Rewrite every line of the data below as a numbered list, skipping any blank lines.

* START Records for the exercise *

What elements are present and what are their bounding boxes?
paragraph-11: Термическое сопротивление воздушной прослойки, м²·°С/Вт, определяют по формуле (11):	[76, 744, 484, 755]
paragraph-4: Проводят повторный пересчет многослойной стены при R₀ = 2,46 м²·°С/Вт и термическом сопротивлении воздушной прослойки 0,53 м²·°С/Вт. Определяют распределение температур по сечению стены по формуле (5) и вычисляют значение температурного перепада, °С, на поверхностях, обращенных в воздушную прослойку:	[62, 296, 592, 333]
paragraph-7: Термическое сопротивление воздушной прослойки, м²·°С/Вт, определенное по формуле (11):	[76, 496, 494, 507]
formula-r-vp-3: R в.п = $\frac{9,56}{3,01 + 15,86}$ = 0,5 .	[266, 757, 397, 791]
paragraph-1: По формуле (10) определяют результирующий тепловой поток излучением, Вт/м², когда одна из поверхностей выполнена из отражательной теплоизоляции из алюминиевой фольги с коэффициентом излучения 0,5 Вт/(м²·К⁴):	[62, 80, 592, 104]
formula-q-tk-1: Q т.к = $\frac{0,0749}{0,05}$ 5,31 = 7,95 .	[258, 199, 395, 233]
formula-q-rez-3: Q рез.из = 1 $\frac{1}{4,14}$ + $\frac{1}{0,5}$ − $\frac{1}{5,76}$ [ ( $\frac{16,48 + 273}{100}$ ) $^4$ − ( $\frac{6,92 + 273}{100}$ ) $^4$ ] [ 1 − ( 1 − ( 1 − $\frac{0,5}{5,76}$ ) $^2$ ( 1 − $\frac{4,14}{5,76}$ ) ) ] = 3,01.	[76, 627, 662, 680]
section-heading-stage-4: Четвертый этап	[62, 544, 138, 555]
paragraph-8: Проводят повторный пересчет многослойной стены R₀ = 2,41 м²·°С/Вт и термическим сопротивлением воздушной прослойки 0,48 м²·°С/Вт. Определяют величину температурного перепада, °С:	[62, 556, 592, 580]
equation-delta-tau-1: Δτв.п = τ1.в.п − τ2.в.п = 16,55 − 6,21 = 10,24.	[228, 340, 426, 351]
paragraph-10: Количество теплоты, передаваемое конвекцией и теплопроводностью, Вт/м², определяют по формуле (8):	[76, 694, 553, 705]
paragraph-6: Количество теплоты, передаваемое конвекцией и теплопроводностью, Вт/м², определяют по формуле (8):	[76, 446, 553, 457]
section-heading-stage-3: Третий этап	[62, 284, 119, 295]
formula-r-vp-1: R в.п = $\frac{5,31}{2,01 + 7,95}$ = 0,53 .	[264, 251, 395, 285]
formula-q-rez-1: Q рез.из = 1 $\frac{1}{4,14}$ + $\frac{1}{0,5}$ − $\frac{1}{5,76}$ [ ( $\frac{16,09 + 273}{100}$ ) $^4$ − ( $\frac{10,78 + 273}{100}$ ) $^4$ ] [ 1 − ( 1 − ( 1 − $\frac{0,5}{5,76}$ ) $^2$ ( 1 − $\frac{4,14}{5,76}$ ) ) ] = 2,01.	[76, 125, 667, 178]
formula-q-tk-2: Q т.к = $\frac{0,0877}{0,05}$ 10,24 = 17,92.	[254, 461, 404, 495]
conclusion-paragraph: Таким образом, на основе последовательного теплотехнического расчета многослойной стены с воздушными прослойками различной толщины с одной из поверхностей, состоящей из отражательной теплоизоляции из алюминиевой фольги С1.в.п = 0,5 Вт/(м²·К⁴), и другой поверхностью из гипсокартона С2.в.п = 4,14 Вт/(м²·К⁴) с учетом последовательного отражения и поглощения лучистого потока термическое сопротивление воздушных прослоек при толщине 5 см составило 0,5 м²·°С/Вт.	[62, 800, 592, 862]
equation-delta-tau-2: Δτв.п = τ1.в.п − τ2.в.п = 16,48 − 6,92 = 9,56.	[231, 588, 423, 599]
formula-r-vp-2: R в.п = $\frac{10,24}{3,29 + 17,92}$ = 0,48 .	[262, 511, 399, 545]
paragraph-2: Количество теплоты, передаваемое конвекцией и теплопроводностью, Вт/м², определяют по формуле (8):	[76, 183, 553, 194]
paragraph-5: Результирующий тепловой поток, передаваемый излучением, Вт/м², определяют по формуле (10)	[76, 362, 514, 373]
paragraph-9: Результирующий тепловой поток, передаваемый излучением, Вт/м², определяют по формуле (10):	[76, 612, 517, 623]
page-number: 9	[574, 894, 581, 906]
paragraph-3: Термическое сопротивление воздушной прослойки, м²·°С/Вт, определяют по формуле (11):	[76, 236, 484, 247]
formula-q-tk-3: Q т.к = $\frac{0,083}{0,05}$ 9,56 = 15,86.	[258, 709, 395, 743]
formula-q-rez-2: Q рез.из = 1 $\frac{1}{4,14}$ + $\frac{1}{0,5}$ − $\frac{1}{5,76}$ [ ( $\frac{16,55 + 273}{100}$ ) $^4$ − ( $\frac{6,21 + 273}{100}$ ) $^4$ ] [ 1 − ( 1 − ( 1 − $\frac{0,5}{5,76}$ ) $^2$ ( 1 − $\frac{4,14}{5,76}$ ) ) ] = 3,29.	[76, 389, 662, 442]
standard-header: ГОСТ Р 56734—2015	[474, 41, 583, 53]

* END Records for the exercise *

Solution to this task.
1. What elements are present and what are their bounding boxes?
2. paragraph-11: Термическое сопротивление воздушной прослойки, м²·°С/Вт, определяют по формуле (11):	[76, 744, 484, 755]
3. paragraph-4: Проводят повторный пересчет многослойной стены при R₀ = 2,46 м²·°С/Вт и термическом сопротивлении воздушной прослойки 0,53 м²·°С/Вт. Определяют распределение температур по сечению стены по формуле (5) и вычисляют значение температурного перепада, °С, на поверхностях, обращенных в воздушную прослойку:	[62, 296, 592, 333]
4. paragraph-7: Термическое сопротивление воздушной прослойки, м²·°С/Вт, определенное по формуле (11):	[76, 496, 494, 507]
5. formula-r-vp-3: R в.п = $\frac{9,56}{3,01 + 15,86}$ = 0,5 .	[266, 757, 397, 791]
6. paragraph-1: По формуле (10) определяют результирующий тепловой поток излучением, Вт/м², когда одна из поверхностей выполнена из отражательной теплоизоляции из алюминиевой фольги с коэффициентом излучения 0,5 Вт/(м²·К⁴):	[62, 80, 592, 104]
7. formula-q-tk-1: Q т.к = $\frac{0,0749}{0,05}$ 5,31 = 7,95 .	[258, 199, 395, 233]
8. formula-q-rez-3: Q рез.из = 1 $\frac{1}{4,14}$ + $\frac{1}{0,5}$ − $\frac{1}{5,76}$ [ ( $\frac{16,48 + 273}{100}$ ) $^4$ − ( $\frac{6,92 + 273}{100}$ ) $^4$ ] [ 1 − ( 1 − ( 1 − $\frac{0,5}{5,76}$ ) $^2$ ( 1 − $\frac{4,14}{5,76}$ ) ) ] = 3,01.	[76, 627, 662, 680]
9. section-heading-stage-4: Четвертый этап	[62, 544, 138, 555]
10. paragraph-8: Проводят повторный пересчет многослойной стены R₀ = 2,41 м²·°С/Вт и термическим сопротивлением воздушной прослойки 0,48 м²·°С/Вт. Определяют величину температурного перепада, °С:	[62, 556, 592, 580]
11. equation-delta-tau-1: Δτв.п = τ1.в.п − τ2.в.п = 16,55 − 6,21 = 10,24.	[228, 340, 426, 351]
12. paragraph-10: Количество теплоты, передаваемое конвекцией и теплопроводностью, Вт/м², определяют по формуле (8):	[76, 694, 553, 705]
13. paragraph-6: Количество теплоты, передаваемое конвекцией и теплопроводностью, Вт/м², определяют по формуле (8):	[76, 446, 553, 457]
14. section-heading-stage-3: Третий этап	[62, 284, 119, 295]
15. formula-r-vp-1: R в.п = $\frac{5,31}{2,01 + 7,95}$ = 0,53 .	[264, 251, 395, 285]
16. formula-q-rez-1: Q рез.из = 1 $\frac{1}{4,14}$ + $\frac{1}{0,5}$ − $\frac{1}{5,76}$ [ ( $\frac{16,09 + 273}{100}$ ) $^4$ − ( $\frac{10,78 + 273}{100}$ ) $^4$ ] [ 1 − ( 1 − ( 1 − $\frac{0,5}{5,76}$ ) $^2$ ( 1 − $\frac{4,14}{5,76}$ ) ) ] = 2,01.	[76, 125, 667, 178]
17. formula-q-tk-2: Q т.к = $\frac{0,0877}{0,05}$ 10,24 = 17,92.	[254, 461, 404, 495]
18. conclusion-paragraph: Таким образом, на основе последовательного теплотехнического расчета многослойной стены с воздушными прослойками различной толщины с одной из поверхностей, состоящей из отражательной теплоизоляции из алюминиевой фольги С1.в.п = 0,5 Вт/(м²·К⁴), и другой поверхностью из гипсокартона С2.в.п = 4,14 Вт/(м²·К⁴) с учетом последовательного отражения и поглощения лучистого потока термическое сопротивление воздушных прослоек при толщине 5 см составило 0,5 м²·°С/Вт.	[62, 800, 592, 862]
19. equation-delta-tau-2: Δτв.п = τ1.в.п − τ2.в.п = 16,48 − 6,92 = 9,56.	[231, 588, 423, 599]
20. formula-r-vp-2: R в.п = $\frac{10,24}{3,29 + 17,92}$ = 0,48 .	[262, 511, 399, 545]
21. paragraph-2: Количество теплоты, передаваемое конвекцией и теплопроводностью, Вт/м², определяют по формуле (8):	[76, 183, 553, 194]
22. paragraph-5: Результирующий тепловой поток, передаваемый излучением, Вт/м², определяют по формуле (10)	[76, 362, 514, 373]
23. paragraph-9: Результирующий тепловой поток, передаваемый излучением, Вт/м², определяют по формуле (10):	[76, 612, 517, 623]
24. page-number: 9	[574, 894, 581, 906]
25. paragraph-3: Термическое сопротивление воздушной прослойки, м²·°С/Вт, определяют по формуле (11):	[76, 236, 484, 247]
26. formula-q-tk-3: Q т.к = $\frac{0,083}{0,05}$ 9,56 = 15,86.	[258, 709, 395, 743]
27. formula-q-rez-2: Q рез.из = 1 $\frac{1}{4,14}$ + $\frac{1}{0,5}$ − $\frac{1}{5,76}$ [ ( $\frac{16,55 + 273}{100}$ ) $^4$ − ( $\frac{6,21 + 273}{100}$ ) $^4$ ] [ 1 − ( 1 − ( 1 − $\frac{0,5}{5,76}$ ) $^2$ ( 1 − $\frac{4,14}{5,76}$ ) ) ] = 3,29.	[76, 389, 662, 442]
28. standard-header: ГОСТ Р 56734—2015	[474, 41, 583, 53]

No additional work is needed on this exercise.